=== Requirements ===
Would it be possible to quote, exactly and in full, the lines from the one with "Give me a plain-text" through the end of the entries below?

=== Given information ===

◆ ◆ ◆ ◆ ◆ ◆ ◆

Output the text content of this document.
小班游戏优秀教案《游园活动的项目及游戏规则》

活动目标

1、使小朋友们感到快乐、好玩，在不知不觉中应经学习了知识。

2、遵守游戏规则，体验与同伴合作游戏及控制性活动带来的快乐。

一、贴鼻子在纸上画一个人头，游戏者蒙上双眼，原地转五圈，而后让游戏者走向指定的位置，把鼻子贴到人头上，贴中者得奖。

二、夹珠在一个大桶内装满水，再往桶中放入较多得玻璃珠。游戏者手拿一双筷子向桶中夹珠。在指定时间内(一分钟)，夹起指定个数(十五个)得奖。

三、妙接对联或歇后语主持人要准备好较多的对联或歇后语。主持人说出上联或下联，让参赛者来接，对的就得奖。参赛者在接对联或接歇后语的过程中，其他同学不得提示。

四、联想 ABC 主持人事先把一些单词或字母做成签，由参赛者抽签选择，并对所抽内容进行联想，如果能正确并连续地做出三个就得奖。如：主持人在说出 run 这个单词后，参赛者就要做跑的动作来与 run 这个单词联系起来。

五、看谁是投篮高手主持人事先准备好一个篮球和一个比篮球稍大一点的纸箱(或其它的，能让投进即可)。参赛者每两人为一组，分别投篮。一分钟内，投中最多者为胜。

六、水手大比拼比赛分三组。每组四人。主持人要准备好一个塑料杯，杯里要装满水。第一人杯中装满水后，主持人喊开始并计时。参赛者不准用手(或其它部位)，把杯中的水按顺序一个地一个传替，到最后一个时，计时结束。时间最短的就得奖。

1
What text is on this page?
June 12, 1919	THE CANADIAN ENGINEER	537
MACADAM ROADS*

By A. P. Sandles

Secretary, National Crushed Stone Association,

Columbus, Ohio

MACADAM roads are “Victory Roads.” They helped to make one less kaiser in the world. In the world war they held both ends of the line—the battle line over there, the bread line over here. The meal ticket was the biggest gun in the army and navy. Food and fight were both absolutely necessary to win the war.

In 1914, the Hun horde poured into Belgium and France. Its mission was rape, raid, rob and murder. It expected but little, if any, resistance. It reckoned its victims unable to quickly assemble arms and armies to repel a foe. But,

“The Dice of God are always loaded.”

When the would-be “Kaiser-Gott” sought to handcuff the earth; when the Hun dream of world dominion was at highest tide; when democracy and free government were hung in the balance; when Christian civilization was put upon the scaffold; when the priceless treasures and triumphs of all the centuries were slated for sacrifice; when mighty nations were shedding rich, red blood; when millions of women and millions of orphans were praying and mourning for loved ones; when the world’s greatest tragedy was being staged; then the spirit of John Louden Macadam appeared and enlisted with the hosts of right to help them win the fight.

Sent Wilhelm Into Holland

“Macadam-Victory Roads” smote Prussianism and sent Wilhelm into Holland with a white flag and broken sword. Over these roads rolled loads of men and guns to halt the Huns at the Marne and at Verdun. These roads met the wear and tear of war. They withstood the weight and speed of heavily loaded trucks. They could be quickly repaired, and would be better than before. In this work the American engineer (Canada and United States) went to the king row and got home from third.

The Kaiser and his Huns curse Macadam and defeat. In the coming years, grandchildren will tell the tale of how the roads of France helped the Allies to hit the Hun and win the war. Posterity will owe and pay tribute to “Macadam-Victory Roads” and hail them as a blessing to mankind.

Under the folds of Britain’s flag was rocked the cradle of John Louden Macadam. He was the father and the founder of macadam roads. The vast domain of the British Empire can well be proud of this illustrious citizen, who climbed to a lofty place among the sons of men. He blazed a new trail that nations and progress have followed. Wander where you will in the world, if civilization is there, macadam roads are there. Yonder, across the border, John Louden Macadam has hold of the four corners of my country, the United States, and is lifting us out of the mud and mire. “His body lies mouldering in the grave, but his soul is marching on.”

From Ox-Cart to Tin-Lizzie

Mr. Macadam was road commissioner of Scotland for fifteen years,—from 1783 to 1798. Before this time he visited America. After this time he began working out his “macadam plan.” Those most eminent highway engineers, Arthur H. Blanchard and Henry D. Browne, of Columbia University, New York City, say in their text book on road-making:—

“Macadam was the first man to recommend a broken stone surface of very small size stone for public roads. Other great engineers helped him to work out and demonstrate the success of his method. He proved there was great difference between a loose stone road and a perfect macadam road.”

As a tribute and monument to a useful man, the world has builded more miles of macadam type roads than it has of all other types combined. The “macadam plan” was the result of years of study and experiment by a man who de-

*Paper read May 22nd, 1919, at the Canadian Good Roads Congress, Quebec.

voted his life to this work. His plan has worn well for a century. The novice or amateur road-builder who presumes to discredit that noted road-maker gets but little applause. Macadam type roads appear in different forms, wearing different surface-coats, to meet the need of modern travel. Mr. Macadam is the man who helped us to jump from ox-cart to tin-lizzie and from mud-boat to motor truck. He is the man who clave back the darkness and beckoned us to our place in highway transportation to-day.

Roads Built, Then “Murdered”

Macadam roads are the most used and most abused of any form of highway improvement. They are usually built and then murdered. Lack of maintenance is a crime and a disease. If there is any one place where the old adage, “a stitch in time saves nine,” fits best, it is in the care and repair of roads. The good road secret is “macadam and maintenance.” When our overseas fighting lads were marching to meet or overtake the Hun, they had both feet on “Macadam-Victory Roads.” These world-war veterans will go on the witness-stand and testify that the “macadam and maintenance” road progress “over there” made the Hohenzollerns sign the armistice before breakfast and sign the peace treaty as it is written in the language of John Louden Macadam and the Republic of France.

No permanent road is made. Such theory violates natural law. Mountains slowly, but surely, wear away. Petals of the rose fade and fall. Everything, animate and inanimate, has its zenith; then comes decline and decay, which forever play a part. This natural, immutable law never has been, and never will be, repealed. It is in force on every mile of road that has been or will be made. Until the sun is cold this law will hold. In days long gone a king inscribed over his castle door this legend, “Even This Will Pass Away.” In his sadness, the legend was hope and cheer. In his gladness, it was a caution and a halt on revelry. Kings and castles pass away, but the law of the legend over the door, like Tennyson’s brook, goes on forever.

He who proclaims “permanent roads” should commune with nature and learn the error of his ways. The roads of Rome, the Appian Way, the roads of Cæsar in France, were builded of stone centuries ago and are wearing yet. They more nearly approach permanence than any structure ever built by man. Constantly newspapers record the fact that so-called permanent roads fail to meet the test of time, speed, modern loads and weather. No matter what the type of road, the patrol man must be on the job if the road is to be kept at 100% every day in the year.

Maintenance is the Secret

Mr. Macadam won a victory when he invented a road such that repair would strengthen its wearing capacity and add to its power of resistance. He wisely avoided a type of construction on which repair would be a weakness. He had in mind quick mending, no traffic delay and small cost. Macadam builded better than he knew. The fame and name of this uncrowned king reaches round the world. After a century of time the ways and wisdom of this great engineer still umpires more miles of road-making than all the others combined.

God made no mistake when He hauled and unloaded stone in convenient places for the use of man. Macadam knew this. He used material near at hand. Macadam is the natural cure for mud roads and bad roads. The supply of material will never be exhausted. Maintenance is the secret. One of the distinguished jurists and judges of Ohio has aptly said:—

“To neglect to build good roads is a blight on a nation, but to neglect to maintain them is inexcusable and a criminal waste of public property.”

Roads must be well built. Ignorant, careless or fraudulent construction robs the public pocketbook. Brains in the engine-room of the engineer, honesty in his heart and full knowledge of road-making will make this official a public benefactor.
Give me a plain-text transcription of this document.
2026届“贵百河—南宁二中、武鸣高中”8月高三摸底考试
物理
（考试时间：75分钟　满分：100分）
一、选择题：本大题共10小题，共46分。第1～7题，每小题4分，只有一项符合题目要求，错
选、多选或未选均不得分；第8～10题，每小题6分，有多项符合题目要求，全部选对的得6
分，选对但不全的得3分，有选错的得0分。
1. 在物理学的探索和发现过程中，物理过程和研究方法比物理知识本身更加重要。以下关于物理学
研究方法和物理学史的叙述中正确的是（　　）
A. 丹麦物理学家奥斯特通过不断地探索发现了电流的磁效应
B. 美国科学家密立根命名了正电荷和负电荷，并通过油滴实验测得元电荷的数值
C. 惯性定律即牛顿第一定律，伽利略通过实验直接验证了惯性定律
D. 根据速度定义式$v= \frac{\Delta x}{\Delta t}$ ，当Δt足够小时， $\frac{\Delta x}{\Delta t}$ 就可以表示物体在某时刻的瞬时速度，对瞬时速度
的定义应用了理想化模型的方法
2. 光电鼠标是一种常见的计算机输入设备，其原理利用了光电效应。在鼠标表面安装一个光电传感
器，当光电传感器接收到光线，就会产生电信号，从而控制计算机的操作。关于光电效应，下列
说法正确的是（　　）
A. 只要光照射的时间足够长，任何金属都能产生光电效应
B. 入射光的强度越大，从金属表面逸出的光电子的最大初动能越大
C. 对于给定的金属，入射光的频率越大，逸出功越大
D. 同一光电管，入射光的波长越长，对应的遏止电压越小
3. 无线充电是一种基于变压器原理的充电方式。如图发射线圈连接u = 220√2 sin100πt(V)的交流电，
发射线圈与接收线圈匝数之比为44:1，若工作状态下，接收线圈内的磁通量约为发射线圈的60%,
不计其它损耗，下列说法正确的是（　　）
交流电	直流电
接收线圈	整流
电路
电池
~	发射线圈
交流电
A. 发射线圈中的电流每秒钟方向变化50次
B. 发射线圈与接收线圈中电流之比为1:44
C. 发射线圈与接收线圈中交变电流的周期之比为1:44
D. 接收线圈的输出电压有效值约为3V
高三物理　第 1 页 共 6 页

◆ ◆ ◆ ◆ ◆ ◆ ◆

=== Right answer ===
Give me a plain-text transcription of this document.
2026届“贵百河—南宁二中、武鸣高中”8月高三摸底考试
物理
（考试时间：75分钟　满分：100分）
一、选择题：本大题共10小题，共46分。第1～7题，每小题4分，只有一项符合题目要求，错
选、多选或未选均不得分；第8～10题，每小题6分，有多项符合题目要求，全部选对的得6
分，选对但不全的得3分，有选错的得0分。
1. 在物理学的探索和发现过程中，物理过程和研究方法比物理知识本身更加重要。以下关于物理学
研究方法和物理学史的叙述中正确的是（　　）
A. 丹麦物理学家奥斯特通过不断地探索发现了电流的磁效应
B. 美国科学家密立根命名了正电荷和负电荷，并通过油滴实验测得元电荷的数值
C. 惯性定律即牛顿第一定律，伽利略通过实验直接验证了惯性定律
D. 根据速度定义式$v= \frac{\Delta x}{\Delta t}$ ，当Δt足够小时， $\frac{\Delta x}{\Delta t}$ 就可以表示物体在某时刻的瞬时速度，对瞬时速度
的定义应用了理想化模型的方法
2. 光电鼠标是一种常见的计算机输入设备，其原理利用了光电效应。在鼠标表面安装一个光电传感
器，当光电传感器接收到光线，就会产生电信号，从而控制计算机的操作。关于光电效应，下列
说法正确的是（　　）
A. 只要光照射的时间足够长，任何金属都能产生光电效应
B. 入射光的强度越大，从金属表面逸出的光电子的最大初动能越大
C. 对于给定的金属，入射光的频率越大，逸出功越大
D. 同一光电管，入射光的波长越长，对应的遏止电压越小
3. 无线充电是一种基于变压器原理的充电方式。如图发射线圈连接u = 220√2 sin100πt(V)的交流电，
发射线圈与接收线圈匝数之比为44:1，若工作状态下，接收线圈内的磁通量约为发射线圈的60%,
不计其它损耗，下列说法正确的是（　　）
交流电	直流电
接收线圈	整流
电路
电池
~	发射线圈
交流电
A. 发射线圈中的电流每秒钟方向变化50次
B. 发射线圈与接收线圈中电流之比为1:44
C. 发射线圈与接收线圈中交变电流的周期之比为1:44
D. 接收线圈的输出电压有效值约为3V
高三物理　第 1 页 共 6 页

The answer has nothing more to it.